**The request**
List each line holding the string "Schritten".

[Entries from a dataset]
________

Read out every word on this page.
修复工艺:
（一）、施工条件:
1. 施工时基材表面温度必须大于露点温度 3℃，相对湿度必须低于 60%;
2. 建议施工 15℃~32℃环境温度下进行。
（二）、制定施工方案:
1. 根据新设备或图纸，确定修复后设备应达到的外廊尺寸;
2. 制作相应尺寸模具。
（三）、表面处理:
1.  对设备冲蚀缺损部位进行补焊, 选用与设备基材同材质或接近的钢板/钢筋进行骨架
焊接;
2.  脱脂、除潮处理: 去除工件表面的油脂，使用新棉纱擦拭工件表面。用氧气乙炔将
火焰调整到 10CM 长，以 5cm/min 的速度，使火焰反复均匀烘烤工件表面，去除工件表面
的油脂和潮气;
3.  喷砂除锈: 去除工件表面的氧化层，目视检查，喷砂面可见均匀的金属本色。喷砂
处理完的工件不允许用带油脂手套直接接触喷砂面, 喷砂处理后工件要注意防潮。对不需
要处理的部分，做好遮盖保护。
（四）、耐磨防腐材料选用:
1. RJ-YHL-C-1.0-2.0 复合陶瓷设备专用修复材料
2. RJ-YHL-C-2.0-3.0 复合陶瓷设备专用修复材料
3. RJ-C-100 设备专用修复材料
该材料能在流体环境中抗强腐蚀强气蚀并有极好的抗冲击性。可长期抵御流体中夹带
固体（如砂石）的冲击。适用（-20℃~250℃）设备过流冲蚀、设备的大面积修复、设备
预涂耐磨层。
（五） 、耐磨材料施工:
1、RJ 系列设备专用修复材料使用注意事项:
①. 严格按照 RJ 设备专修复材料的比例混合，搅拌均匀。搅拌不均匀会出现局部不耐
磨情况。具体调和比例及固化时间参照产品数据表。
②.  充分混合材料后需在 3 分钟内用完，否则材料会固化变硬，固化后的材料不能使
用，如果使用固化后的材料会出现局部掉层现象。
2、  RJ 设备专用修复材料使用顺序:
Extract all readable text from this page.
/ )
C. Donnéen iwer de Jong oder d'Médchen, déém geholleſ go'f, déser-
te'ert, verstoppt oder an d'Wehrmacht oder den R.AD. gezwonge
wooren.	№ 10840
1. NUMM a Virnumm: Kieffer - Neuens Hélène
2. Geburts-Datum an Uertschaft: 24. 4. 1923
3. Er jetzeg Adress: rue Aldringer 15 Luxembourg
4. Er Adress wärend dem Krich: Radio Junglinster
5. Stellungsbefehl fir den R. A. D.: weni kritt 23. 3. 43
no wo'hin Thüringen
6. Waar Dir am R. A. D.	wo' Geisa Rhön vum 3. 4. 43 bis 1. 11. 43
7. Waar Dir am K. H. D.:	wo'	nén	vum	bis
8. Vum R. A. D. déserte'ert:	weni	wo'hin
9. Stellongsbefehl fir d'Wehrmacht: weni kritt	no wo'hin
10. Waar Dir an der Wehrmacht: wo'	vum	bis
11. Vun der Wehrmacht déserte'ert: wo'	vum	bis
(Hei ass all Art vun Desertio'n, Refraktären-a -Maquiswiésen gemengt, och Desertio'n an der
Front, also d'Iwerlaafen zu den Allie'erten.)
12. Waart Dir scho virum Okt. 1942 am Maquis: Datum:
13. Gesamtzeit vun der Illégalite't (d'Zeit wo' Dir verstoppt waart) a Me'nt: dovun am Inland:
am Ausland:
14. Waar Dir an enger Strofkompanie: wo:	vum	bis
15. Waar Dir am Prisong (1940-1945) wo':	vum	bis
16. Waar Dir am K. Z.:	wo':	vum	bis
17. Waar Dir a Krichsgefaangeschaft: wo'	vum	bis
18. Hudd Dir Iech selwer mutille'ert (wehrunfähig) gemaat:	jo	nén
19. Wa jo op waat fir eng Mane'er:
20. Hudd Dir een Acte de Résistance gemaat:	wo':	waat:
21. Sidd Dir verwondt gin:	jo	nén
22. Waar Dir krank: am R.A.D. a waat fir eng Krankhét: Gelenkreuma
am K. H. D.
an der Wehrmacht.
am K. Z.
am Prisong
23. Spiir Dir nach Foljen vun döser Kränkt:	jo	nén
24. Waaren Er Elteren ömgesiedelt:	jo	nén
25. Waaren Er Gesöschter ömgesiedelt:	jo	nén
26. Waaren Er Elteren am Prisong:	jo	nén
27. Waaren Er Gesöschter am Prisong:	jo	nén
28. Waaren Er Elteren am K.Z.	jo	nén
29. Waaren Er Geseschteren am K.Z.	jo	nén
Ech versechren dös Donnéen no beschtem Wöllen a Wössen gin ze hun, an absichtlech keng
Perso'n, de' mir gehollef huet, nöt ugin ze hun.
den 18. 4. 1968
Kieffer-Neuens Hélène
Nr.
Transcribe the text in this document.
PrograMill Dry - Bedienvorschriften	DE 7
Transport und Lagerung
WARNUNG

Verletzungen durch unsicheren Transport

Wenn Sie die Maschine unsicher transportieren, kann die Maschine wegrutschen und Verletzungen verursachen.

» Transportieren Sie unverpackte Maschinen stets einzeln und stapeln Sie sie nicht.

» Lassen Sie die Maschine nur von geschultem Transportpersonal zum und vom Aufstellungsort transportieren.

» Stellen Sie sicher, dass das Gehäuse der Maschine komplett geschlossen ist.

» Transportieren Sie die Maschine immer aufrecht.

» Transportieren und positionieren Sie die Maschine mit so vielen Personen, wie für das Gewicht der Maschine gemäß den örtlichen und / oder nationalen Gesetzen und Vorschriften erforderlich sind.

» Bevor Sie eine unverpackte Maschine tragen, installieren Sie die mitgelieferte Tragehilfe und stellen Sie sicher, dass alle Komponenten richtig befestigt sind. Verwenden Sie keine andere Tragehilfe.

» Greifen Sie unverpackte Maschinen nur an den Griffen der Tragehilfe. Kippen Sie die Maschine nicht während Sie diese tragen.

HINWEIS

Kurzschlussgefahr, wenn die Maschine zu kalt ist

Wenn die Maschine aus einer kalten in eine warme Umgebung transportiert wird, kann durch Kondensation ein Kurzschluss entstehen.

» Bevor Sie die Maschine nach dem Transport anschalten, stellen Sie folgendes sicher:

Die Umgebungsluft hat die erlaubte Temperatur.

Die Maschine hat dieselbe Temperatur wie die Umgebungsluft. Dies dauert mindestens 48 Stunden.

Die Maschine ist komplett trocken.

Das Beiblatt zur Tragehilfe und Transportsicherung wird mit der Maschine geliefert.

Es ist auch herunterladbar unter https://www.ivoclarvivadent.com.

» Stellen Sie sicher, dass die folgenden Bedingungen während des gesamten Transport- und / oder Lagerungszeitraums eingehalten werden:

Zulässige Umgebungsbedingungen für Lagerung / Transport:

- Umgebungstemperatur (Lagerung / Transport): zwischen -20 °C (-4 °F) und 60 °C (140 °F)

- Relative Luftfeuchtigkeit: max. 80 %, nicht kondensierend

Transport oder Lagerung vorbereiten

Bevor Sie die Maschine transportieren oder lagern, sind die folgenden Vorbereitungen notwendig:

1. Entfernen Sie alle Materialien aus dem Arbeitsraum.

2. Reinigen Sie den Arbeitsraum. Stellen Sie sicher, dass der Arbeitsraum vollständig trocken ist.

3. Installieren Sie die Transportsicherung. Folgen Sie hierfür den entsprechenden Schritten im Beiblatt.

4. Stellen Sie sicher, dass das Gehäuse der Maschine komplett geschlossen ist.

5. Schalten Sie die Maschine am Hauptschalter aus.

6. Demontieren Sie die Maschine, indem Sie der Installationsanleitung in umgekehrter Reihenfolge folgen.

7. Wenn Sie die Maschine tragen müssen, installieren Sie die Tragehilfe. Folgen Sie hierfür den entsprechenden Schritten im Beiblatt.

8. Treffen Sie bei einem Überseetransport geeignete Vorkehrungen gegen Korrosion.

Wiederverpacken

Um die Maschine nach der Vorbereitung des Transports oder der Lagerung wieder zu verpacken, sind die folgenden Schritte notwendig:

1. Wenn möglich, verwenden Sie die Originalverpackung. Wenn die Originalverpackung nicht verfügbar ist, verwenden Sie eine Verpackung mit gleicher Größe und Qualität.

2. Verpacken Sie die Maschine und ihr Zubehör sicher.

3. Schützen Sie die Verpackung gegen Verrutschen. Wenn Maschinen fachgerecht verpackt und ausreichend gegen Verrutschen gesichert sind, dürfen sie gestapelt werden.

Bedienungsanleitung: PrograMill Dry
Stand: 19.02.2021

________

**Solution for this exercise**
3. Installieren Sie die Transportsicherung. Folgen Sie hierfür den entsprechenden Schritten im Beiblatt.
7. Wenn Sie die Maschine tragen müssen, installieren Sie die Tragehilfe. Folgen Sie hierfür den entsprechenden Schritten im Beiblatt.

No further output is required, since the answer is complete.